* [Directions]: Repeat the material exactly, every line of it.

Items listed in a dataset

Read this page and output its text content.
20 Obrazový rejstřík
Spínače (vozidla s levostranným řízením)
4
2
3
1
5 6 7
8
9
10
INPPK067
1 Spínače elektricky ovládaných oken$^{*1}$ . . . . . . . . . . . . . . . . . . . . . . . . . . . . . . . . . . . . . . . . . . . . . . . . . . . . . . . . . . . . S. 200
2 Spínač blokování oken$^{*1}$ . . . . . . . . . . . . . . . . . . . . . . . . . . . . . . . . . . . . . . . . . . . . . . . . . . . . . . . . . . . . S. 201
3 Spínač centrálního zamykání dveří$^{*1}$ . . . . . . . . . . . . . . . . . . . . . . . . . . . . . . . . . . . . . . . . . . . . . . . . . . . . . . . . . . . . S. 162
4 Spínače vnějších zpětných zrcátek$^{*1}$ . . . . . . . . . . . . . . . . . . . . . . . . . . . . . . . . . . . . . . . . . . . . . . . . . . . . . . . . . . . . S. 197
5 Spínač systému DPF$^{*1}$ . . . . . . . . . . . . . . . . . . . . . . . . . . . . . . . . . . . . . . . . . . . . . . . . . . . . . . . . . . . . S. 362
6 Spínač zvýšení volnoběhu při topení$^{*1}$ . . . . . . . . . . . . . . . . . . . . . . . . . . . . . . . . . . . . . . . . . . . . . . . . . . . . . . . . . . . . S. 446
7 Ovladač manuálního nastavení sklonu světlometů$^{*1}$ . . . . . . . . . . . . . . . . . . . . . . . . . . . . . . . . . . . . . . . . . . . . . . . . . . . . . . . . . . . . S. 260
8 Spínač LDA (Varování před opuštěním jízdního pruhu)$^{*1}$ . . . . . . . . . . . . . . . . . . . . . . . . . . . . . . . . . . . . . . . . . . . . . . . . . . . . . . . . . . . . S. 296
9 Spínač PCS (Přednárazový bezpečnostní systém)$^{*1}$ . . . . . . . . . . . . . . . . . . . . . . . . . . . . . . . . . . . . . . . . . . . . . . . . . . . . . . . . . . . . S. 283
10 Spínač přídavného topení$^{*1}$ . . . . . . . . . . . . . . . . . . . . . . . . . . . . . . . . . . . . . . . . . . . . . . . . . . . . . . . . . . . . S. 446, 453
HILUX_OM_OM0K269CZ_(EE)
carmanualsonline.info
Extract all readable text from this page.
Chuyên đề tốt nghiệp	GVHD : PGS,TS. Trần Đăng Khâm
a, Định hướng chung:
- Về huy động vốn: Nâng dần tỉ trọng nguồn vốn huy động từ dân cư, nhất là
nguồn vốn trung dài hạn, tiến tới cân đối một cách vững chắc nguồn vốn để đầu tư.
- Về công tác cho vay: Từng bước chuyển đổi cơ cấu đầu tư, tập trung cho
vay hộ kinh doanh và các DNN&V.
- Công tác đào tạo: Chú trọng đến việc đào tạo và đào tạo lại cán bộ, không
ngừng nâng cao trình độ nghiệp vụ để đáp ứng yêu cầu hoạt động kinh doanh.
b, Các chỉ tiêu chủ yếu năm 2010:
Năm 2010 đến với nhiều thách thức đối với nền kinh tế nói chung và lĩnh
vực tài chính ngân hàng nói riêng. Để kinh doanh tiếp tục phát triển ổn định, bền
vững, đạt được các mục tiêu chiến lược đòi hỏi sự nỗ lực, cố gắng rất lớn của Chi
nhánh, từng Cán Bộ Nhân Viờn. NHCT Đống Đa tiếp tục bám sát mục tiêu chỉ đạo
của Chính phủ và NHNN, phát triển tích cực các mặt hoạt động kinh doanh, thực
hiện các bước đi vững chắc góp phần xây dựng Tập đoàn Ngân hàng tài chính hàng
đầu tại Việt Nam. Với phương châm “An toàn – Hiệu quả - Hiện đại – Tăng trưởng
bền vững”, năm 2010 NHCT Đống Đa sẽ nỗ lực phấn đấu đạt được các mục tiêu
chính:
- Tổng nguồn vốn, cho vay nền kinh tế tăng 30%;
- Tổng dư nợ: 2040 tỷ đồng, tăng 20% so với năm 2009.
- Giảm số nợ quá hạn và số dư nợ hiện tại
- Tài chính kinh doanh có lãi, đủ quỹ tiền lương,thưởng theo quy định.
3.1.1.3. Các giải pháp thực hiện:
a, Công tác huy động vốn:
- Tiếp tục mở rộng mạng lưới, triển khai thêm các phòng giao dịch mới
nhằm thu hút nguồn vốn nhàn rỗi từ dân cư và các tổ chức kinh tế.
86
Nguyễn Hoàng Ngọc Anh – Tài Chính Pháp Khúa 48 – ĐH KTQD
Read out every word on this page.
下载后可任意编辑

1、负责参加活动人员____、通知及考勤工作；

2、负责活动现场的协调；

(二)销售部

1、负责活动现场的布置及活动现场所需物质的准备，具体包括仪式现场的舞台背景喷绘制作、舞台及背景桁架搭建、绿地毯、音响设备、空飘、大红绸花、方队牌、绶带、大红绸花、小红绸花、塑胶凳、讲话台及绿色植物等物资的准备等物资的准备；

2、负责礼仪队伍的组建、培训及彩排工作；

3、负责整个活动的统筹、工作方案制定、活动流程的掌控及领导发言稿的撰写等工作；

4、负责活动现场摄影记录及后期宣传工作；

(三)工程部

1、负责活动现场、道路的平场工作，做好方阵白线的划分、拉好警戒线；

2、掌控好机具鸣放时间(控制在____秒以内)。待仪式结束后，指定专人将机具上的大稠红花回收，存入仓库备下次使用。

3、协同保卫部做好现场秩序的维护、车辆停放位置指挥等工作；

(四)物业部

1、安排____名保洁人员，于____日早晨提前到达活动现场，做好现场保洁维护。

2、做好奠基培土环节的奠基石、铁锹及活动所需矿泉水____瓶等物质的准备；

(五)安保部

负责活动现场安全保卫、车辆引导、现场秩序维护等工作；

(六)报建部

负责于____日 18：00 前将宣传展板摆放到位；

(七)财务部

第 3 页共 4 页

* [Answer in full]:
Read this page and output its text content.
20 Obrazový rejstřík
Spínače (vozidla s levostranným řízením)
4
2
3
1
5 6 7
8
9
10
INPPK067
1 Spínače elektricky ovládaných oken$^{*1}$ . . . . . . . . . . . . . . . . . . . . . . . . . . . . . . . . . . . . . . . . . . . . . . . . . . . . . . . . . . . . S. 200
2 Spínač blokování oken$^{*1}$ . . . . . . . . . . . . . . . . . . . . . . . . . . . . . . . . . . . . . . . . . . . . . . . . . . . . . . . . . . . . S. 201
3 Spínač centrálního zamykání dveří$^{*1}$ . . . . . . . . . . . . . . . . . . . . . . . . . . . . . . . . . . . . . . . . . . . . . . . . . . . . . . . . . . . . S. 162
4 Spínače vnějších zpětných zrcátek$^{*1}$ . . . . . . . . . . . . . . . . . . . . . . . . . . . . . . . . . . . . . . . . . . . . . . . . . . . . . . . . . . . . S. 197
5 Spínač systému DPF$^{*1}$ . . . . . . . . . . . . . . . . . . . . . . . . . . . . . . . . . . . . . . . . . . . . . . . . . . . . . . . . . . . . S. 362
6 Spínač zvýšení volnoběhu při topení$^{*1}$ . . . . . . . . . . . . . . . . . . . . . . . . . . . . . . . . . . . . . . . . . . . . . . . . . . . . . . . . . . . . S. 446
7 Ovladač manuálního nastavení sklonu světlometů$^{*1}$ . . . . . . . . . . . . . . . . . . . . . . . . . . . . . . . . . . . . . . . . . . . . . . . . . . . . . . . . . . . . S. 260
8 Spínač LDA (Varování před opuštěním jízdního pruhu)$^{*1}$ . . . . . . . . . . . . . . . . . . . . . . . . . . . . . . . . . . . . . . . . . . . . . . . . . . . . . . . . . . . . S. 296
9 Spínač PCS (Přednárazový bezpečnostní systém)$^{*1}$ . . . . . . . . . . . . . . . . . . . . . . . . . . . . . . . . . . . . . . . . . . . . . . . . . . . . . . . . . . . . S. 283
10 Spínač přídavného topení$^{*1}$ . . . . . . . . . . . . . . . . . . . . . . . . . . . . . . . . . . . . . . . . . . . . . . . . . . . . . . . . . . . . S. 446, 453
HILUX_OM_OM0K269CZ_(EE)
carmanualsonline.info
Extract all readable text from this page.
Chuyên đề tốt nghiệp	GVHD : PGS,TS. Trần Đăng Khâm
a, Định hướng chung:
- Về huy động vốn: Nâng dần tỉ trọng nguồn vốn huy động từ dân cư, nhất là
nguồn vốn trung dài hạn, tiến tới cân đối một cách vững chắc nguồn vốn để đầu tư.
- Về công tác cho vay: Từng bước chuyển đổi cơ cấu đầu tư, tập trung cho
vay hộ kinh doanh và các DNN&V.
- Công tác đào tạo: Chú trọng đến việc đào tạo và đào tạo lại cán bộ, không
ngừng nâng cao trình độ nghiệp vụ để đáp ứng yêu cầu hoạt động kinh doanh.
b, Các chỉ tiêu chủ yếu năm 2010:
Năm 2010 đến với nhiều thách thức đối với nền kinh tế nói chung và lĩnh
vực tài chính ngân hàng nói riêng. Để kinh doanh tiếp tục phát triển ổn định, bền
vững, đạt được các mục tiêu chiến lược đòi hỏi sự nỗ lực, cố gắng rất lớn của Chi
nhánh, từng Cán Bộ Nhân Viờn. NHCT Đống Đa tiếp tục bám sát mục tiêu chỉ đạo
của Chính phủ và NHNN, phát triển tích cực các mặt hoạt động kinh doanh, thực
hiện các bước đi vững chắc góp phần xây dựng Tập đoàn Ngân hàng tài chính hàng
đầu tại Việt Nam. Với phương châm “An toàn – Hiệu quả - Hiện đại – Tăng trưởng
bền vững”, năm 2010 NHCT Đống Đa sẽ nỗ lực phấn đấu đạt được các mục tiêu
chính:
- Tổng nguồn vốn, cho vay nền kinh tế tăng 30%;
- Tổng dư nợ: 2040 tỷ đồng, tăng 20% so với năm 2009.
- Giảm số nợ quá hạn và số dư nợ hiện tại
- Tài chính kinh doanh có lãi, đủ quỹ tiền lương,thưởng theo quy định.
3.1.1.3. Các giải pháp thực hiện:
a, Công tác huy động vốn:
- Tiếp tục mở rộng mạng lưới, triển khai thêm các phòng giao dịch mới
nhằm thu hút nguồn vốn nhàn rỗi từ dân cư và các tổ chức kinh tế.
86
Nguyễn Hoàng Ngọc Anh – Tài Chính Pháp Khúa 48 – ĐH KTQD
Read out every word on this page.
下载后可任意编辑

1、负责参加活动人员____、通知及考勤工作；

2、负责活动现场的协调；

(二)销售部

1、负责活动现场的布置及活动现场所需物质的准备，具体包括仪式现场的舞台背景喷绘制作、舞台及背景桁架搭建、绿地毯、音响设备、空飘、大红绸花、方队牌、绶带、大红绸花、小红绸花、塑胶凳、讲话台及绿色植物等物资的准备等物资的准备；

2、负责礼仪队伍的组建、培训及彩排工作；

3、负责整个活动的统筹、工作方案制定、活动流程的掌控及领导发言稿的撰写等工作；

4、负责活动现场摄影记录及后期宣传工作；

(三)工程部

1、负责活动现场、道路的平场工作，做好方阵白线的划分、拉好警戒线；

2、掌控好机具鸣放时间(控制在____秒以内)。待仪式结束后，指定专人将机具上的大稠红花回收，存入仓库备下次使用。

3、协同保卫部做好现场秩序的维护、车辆停放位置指挥等工作；

(四)物业部

1、安排____名保洁人员，于____日早晨提前到达活动现场，做好现场保洁维护。

2、做好奠基培土环节的奠基石、铁锹及活动所需矿泉水____瓶等物质的准备；

(五)安保部

负责活动现场安全保卫、车辆引导、现场秩序维护等工作；

(六)报建部

负责于____日 18：00 前将宣传展板摆放到位；

(七)财务部

第 3 页共 4 页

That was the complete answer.